- **Problem to solve**:
How many lines in the listing below include the word "name"? Reply with the count alone.
....
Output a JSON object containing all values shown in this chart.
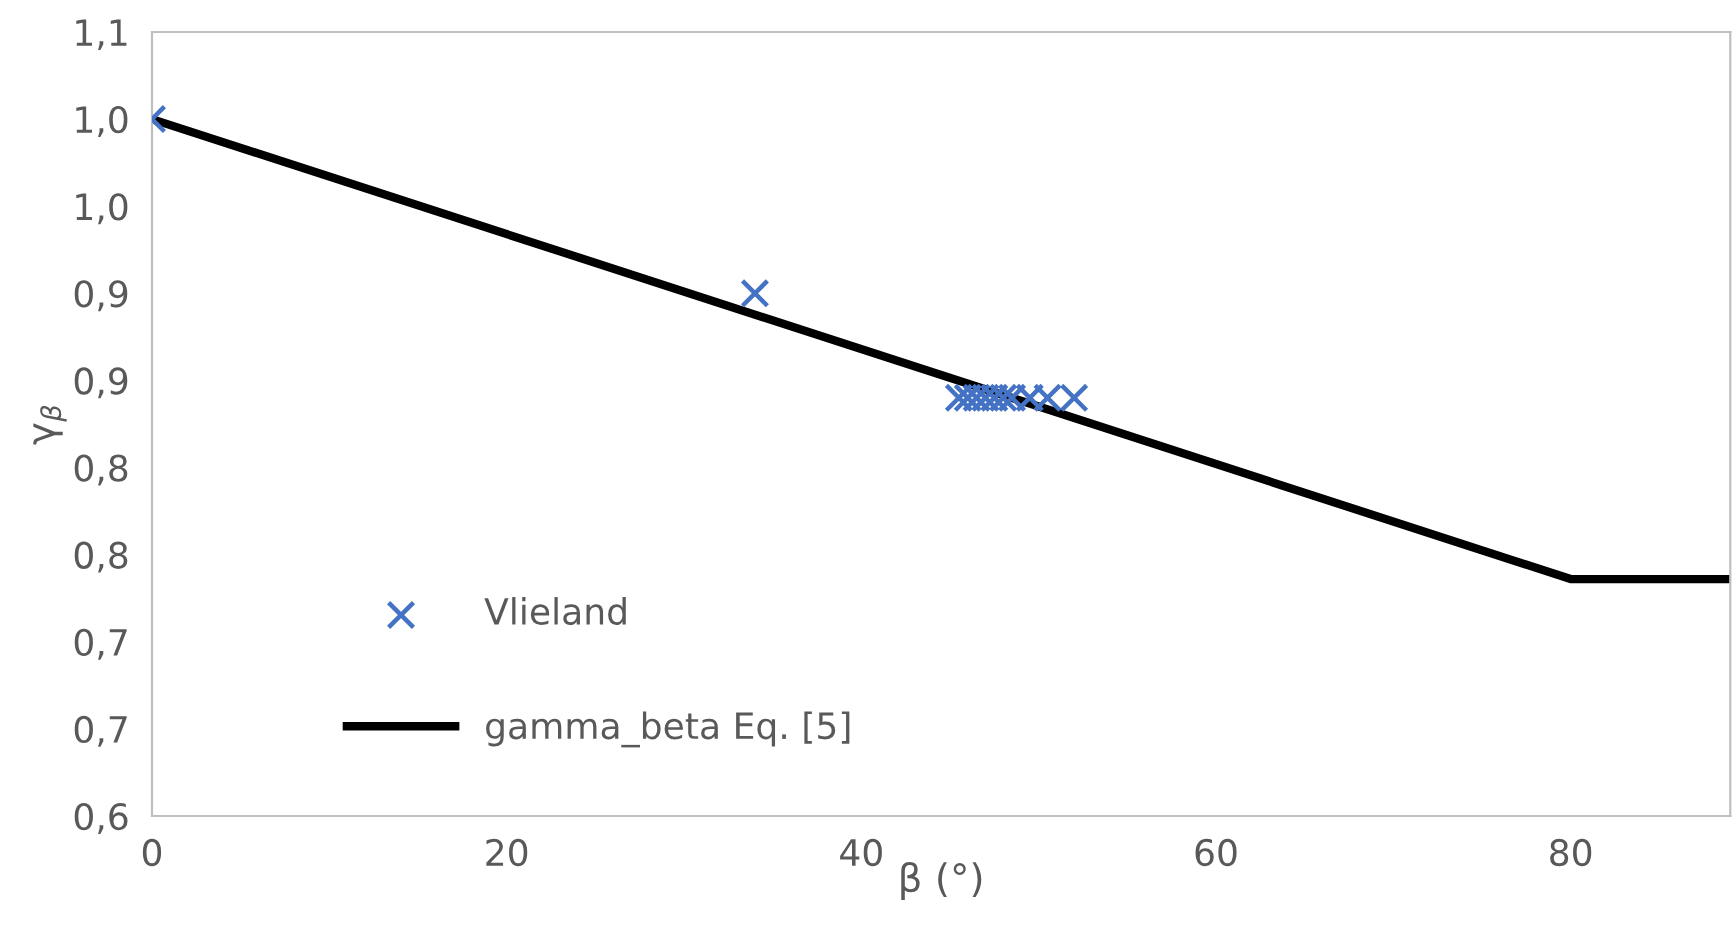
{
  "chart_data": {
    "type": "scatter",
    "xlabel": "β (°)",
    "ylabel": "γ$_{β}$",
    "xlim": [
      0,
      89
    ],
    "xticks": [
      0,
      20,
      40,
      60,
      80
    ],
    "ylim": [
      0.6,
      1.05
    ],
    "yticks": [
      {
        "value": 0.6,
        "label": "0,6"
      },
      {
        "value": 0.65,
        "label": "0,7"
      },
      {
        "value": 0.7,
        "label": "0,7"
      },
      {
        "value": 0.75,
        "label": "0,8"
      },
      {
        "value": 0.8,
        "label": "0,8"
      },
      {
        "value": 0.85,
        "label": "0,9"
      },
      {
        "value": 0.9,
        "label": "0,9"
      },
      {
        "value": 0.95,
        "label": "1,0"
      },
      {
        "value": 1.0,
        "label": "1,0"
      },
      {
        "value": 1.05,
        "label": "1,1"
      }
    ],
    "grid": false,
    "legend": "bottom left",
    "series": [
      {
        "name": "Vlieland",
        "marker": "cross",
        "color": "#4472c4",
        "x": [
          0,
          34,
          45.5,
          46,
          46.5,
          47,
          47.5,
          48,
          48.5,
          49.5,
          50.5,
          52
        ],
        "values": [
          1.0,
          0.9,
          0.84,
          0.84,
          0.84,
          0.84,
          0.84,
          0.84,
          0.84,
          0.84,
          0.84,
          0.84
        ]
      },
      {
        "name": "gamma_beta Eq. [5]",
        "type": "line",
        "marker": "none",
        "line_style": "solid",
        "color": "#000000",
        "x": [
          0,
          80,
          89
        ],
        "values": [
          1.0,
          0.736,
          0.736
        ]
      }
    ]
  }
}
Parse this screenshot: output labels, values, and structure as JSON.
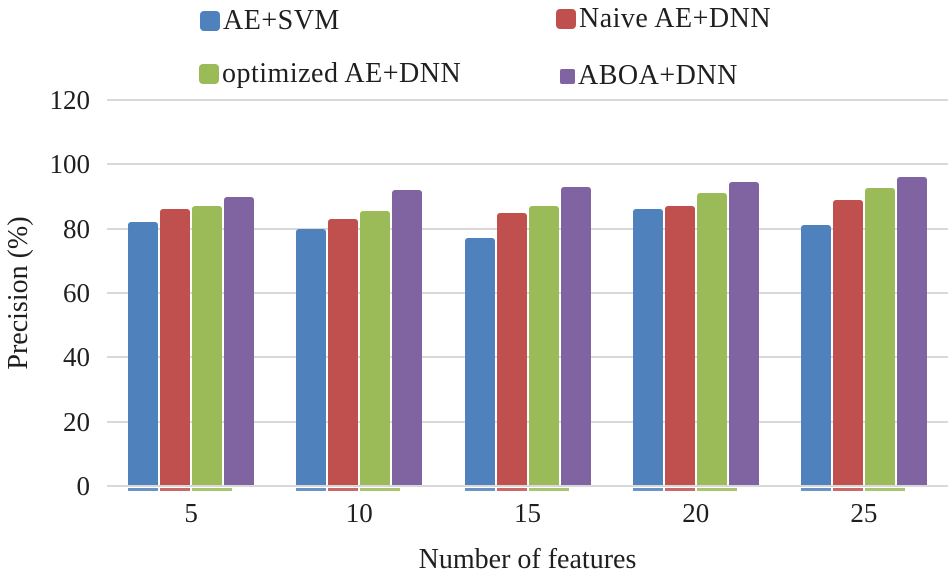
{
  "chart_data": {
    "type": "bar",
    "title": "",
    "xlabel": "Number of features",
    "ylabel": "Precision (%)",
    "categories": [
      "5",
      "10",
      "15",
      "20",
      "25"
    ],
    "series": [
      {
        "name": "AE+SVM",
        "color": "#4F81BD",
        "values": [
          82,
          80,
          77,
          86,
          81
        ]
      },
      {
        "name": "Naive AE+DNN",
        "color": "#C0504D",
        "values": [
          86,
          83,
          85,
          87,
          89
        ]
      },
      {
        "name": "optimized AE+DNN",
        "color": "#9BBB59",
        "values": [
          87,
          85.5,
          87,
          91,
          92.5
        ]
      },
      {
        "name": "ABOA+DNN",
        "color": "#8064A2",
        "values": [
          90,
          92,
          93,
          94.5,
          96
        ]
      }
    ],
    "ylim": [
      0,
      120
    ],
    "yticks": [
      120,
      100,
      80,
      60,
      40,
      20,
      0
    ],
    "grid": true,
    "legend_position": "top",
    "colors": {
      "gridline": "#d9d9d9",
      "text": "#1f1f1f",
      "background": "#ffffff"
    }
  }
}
....
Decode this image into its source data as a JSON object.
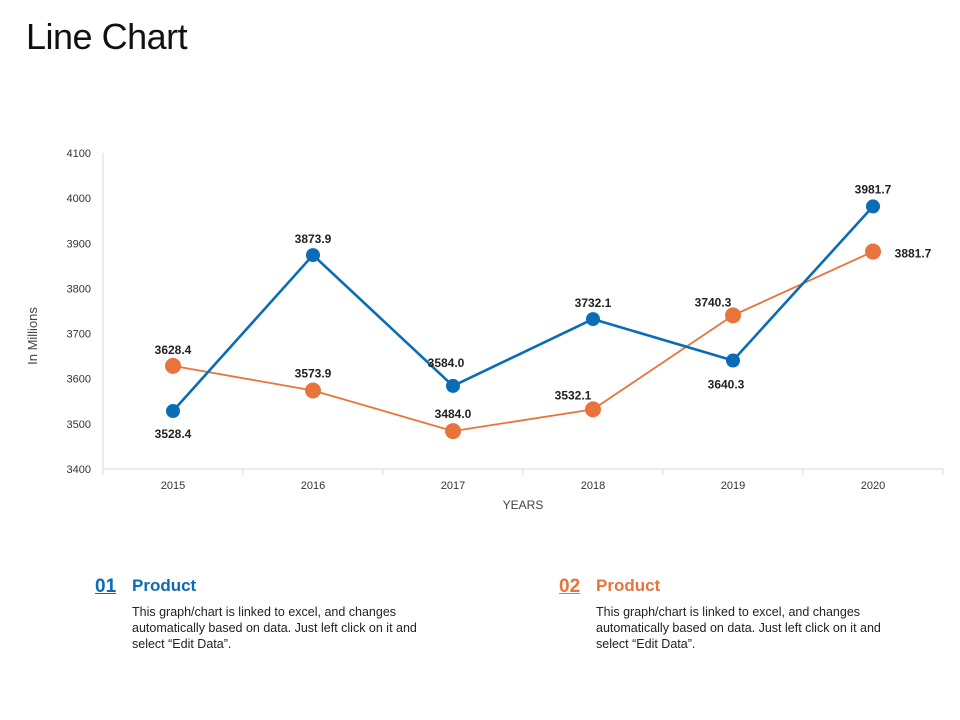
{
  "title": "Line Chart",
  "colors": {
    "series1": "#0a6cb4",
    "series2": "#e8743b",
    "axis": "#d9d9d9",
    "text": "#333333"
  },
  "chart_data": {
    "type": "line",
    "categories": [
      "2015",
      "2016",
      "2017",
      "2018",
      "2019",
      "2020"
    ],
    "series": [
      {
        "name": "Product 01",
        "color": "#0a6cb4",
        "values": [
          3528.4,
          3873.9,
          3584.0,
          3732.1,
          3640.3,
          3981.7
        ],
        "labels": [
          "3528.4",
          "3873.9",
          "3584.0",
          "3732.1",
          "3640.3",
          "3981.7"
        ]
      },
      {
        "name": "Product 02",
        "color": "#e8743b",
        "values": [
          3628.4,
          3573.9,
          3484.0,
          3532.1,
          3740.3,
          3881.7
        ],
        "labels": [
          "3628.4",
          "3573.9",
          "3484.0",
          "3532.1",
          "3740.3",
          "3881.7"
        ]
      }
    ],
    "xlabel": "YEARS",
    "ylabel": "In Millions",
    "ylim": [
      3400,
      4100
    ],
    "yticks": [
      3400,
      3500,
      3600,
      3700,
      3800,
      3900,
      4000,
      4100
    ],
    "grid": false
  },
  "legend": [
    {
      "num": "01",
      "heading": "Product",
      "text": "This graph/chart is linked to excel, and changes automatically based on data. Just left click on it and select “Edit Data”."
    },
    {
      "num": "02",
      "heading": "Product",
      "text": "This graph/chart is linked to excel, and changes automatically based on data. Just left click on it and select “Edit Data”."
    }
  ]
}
....
- **Task result**:
8